Required task :: Say how many lines include the word "kelishi", using only a number.

══ Exercise material ══

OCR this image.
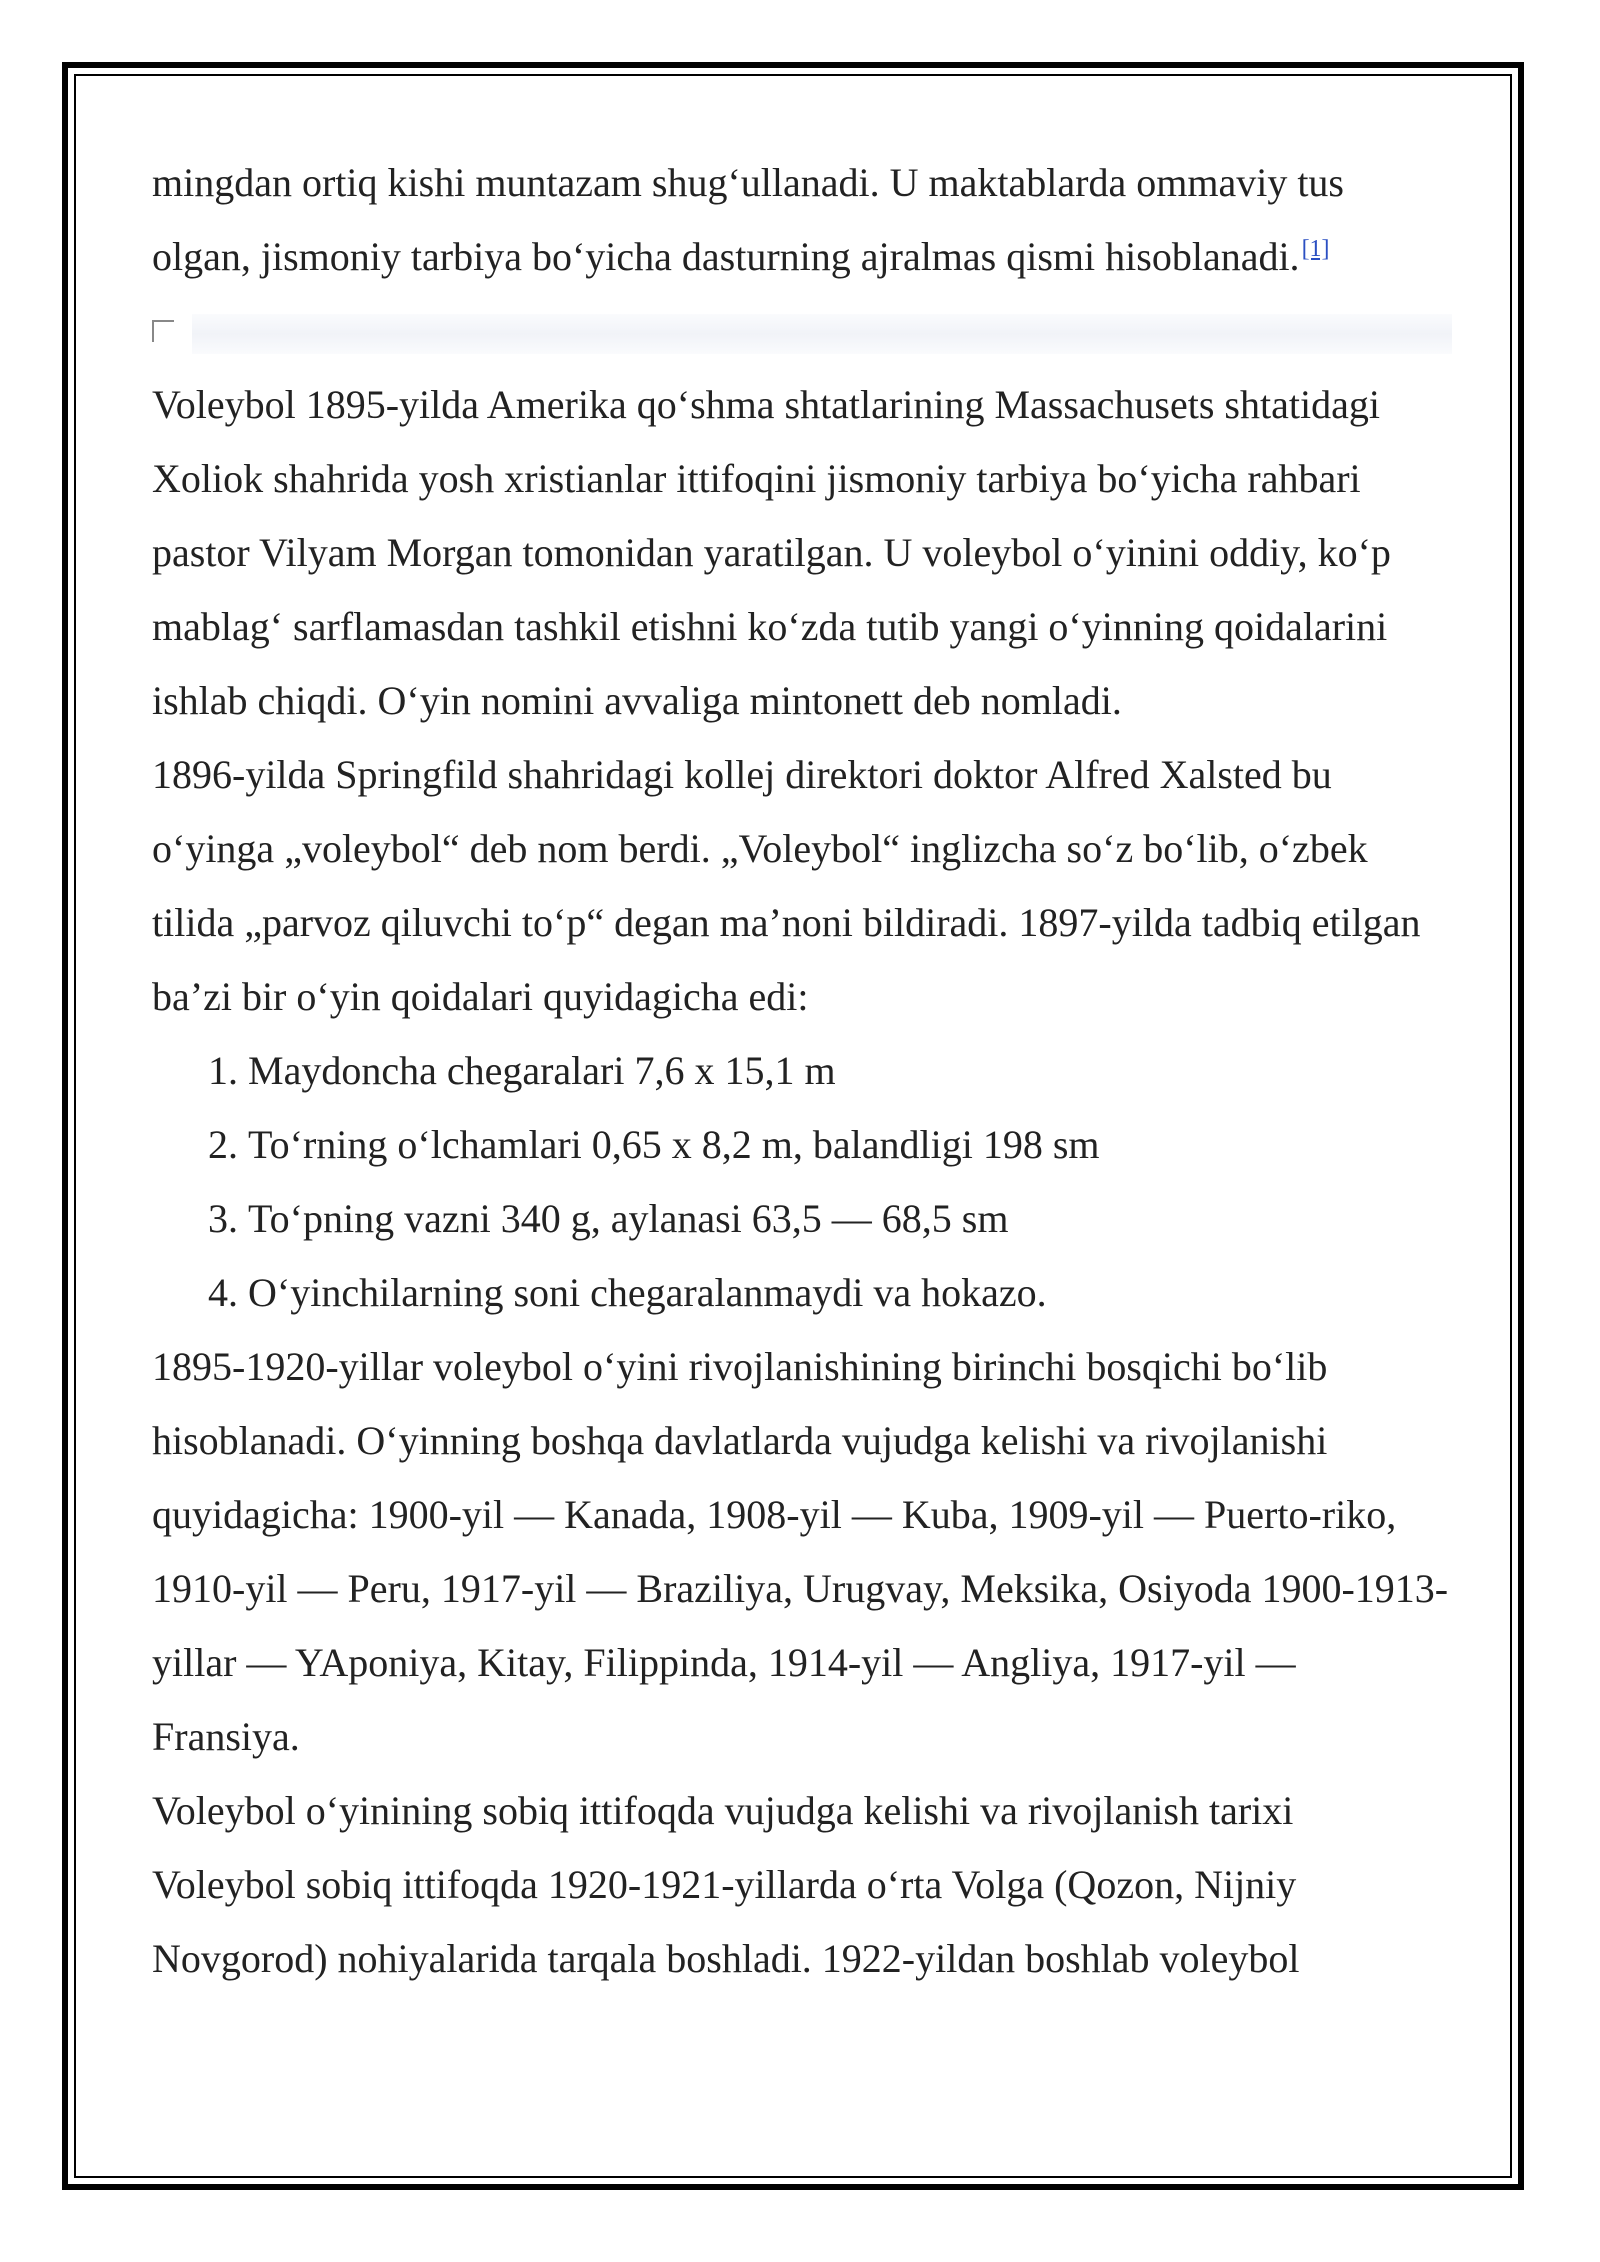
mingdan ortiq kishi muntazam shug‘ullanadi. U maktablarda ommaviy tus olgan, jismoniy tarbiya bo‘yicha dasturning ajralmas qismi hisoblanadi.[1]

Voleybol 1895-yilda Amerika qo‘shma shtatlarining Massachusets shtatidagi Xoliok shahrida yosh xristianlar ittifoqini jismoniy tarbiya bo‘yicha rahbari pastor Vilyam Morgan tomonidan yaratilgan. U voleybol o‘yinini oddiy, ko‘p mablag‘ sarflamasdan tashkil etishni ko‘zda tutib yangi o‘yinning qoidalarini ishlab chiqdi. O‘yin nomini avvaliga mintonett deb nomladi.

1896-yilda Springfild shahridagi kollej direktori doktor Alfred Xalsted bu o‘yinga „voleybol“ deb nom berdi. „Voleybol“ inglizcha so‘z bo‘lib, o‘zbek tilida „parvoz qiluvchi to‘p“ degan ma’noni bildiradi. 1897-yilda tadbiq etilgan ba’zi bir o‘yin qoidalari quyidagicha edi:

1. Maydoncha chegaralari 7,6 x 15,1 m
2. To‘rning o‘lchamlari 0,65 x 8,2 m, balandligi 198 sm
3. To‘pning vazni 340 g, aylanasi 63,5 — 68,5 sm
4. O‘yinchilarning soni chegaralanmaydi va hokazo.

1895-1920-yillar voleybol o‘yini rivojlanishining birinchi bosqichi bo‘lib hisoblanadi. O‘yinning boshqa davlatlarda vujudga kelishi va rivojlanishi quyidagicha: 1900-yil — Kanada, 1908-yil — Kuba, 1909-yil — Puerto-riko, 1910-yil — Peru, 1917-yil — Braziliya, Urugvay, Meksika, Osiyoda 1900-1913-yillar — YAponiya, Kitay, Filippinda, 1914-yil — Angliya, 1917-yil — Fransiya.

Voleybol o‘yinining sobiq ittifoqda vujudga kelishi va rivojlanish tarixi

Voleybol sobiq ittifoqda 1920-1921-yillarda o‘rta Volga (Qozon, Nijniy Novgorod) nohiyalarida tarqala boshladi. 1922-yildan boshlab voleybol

═══
══ Exercise material ══

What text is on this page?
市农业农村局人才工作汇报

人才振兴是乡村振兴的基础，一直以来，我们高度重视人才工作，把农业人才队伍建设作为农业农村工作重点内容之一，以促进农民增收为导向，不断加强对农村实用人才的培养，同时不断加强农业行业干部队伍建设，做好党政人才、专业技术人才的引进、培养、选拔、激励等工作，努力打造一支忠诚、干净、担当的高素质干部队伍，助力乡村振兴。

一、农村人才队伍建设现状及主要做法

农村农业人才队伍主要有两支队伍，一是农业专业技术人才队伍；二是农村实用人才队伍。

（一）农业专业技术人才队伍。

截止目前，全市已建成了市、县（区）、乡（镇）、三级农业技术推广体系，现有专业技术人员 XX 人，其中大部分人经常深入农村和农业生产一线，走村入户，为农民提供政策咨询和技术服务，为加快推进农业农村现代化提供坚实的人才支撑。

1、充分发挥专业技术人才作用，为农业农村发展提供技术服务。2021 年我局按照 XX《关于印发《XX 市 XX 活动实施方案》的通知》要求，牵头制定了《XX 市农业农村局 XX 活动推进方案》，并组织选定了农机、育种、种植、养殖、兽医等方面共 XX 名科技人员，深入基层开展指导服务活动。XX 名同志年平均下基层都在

═══

The result :: 2